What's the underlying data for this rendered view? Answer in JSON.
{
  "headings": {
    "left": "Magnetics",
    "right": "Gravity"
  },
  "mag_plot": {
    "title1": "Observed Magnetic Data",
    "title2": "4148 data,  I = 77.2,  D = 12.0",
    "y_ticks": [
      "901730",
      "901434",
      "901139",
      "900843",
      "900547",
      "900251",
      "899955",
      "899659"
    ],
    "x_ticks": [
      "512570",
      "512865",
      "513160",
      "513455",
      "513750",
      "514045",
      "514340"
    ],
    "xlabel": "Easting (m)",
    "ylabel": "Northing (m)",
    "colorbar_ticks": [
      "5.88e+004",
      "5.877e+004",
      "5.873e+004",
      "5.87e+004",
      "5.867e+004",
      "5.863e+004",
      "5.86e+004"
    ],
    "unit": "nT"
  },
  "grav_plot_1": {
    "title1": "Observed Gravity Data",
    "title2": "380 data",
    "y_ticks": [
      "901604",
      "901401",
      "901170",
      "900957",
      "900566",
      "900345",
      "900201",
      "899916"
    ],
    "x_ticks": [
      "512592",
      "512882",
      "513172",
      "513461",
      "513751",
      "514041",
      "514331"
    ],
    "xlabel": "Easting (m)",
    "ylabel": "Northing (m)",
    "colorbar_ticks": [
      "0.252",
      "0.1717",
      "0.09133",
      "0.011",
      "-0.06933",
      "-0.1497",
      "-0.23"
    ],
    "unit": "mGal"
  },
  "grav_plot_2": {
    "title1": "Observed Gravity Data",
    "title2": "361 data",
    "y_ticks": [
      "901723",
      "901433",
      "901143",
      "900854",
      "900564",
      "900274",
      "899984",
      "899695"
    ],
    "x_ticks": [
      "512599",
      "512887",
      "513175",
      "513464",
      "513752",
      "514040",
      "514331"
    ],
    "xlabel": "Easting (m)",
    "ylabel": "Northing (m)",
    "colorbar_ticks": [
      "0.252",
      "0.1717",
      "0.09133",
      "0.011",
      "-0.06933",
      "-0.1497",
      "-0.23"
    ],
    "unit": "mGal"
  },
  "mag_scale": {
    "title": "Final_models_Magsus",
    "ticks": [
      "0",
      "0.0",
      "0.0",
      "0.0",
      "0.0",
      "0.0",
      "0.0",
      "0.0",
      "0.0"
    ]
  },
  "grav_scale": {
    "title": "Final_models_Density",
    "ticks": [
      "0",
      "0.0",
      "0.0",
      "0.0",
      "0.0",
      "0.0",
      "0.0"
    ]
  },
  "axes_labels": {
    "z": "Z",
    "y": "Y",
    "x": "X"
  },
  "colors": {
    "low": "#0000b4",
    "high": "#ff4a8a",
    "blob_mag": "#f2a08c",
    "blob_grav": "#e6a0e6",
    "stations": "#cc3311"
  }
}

================

Written problem:
Make an exact copy of the material above.

Written solution:
What's the underlying data for this rendered view? Answer in JSON.
{
  "headings": {
    "left": "Magnetics",
    "right": "Gravity"
  },
  "mag_plot": {
    "title1": "Observed Magnetic Data",
    "title2": "4148 data,  I = 77.2,  D = 12.0",
    "y_ticks": [
      "901730",
      "901434",
      "901139",
      "900843",
      "900547",
      "900251",
      "899955",
      "899659"
    ],
    "x_ticks": [
      "512570",
      "512865",
      "513160",
      "513455",
      "513750",
      "514045",
      "514340"
    ],
    "xlabel": "Easting (m)",
    "ylabel": "Northing (m)",
    "colorbar_ticks": [
      "5.88e+004",
      "5.877e+004",
      "5.873e+004",
      "5.87e+004",
      "5.867e+004",
      "5.863e+004",
      "5.86e+004"
    ],
    "unit": "nT"
  },
  "grav_plot_1": {
    "title1": "Observed Gravity Data",
    "title2": "380 data",
    "y_ticks": [
      "901604",
      "901401",
      "901170",
      "900957",
      "900566",
      "900345",
      "900201",
      "899916"
    ],
    "x_ticks": [
      "512592",
      "512882",
      "513172",
      "513461",
      "513751",
      "514041",
      "514331"
    ],
    "xlabel": "Easting (m)",
    "ylabel": "Northing (m)",
    "colorbar_ticks": [
      "0.252",
      "0.1717",
      "0.09133",
      "0.011",
      "-0.06933",
      "-0.1497",
      "-0.23"
    ],
    "unit": "mGal"
  },
  "grav_plot_2": {
    "title1": "Observed Gravity Data",
    "title2": "361 data",
    "y_ticks": [
      "901723",
      "901433",
      "901143",
      "900854",
      "900564",
      "900274",
      "899984",
      "899695"
    ],
    "x_ticks": [
      "512599",
      "512887",
      "513175",
      "513464",
      "513752",
      "514040",
      "514331"
    ],
    "xlabel": "Easting (m)",
    "ylabel": "Northing (m)",
    "colorbar_ticks": [
      "0.252",
      "0.1717",
      "0.09133",
      "0.011",
      "-0.06933",
      "-0.1497",
      "-0.23"
    ],
    "unit": "mGal"
  },
  "mag_scale": {
    "title": "Final_models_Magsus",
    "ticks": [
      "0",
      "0.0",
      "0.0",
      "0.0",
      "0.0",
      "0.0",
      "0.0",
      "0.0",
      "0.0"
    ]
  },
  "grav_scale": {
    "title": "Final_models_Density",
    "ticks": [
      "0",
      "0.0",
      "0.0",
      "0.0",
      "0.0",
      "0.0",
      "0.0"
    ]
  },
  "axes_labels": {
    "z": "Z",
    "y": "Y",
    "x": "X"
  },
  "colors": {
    "low": "#0000b4",
    "high": "#ff4a8a",
    "blob_mag": "#f2a08c",
    "blob_grav": "#e6a0e6",
    "stations": "#cc3311"
  }
}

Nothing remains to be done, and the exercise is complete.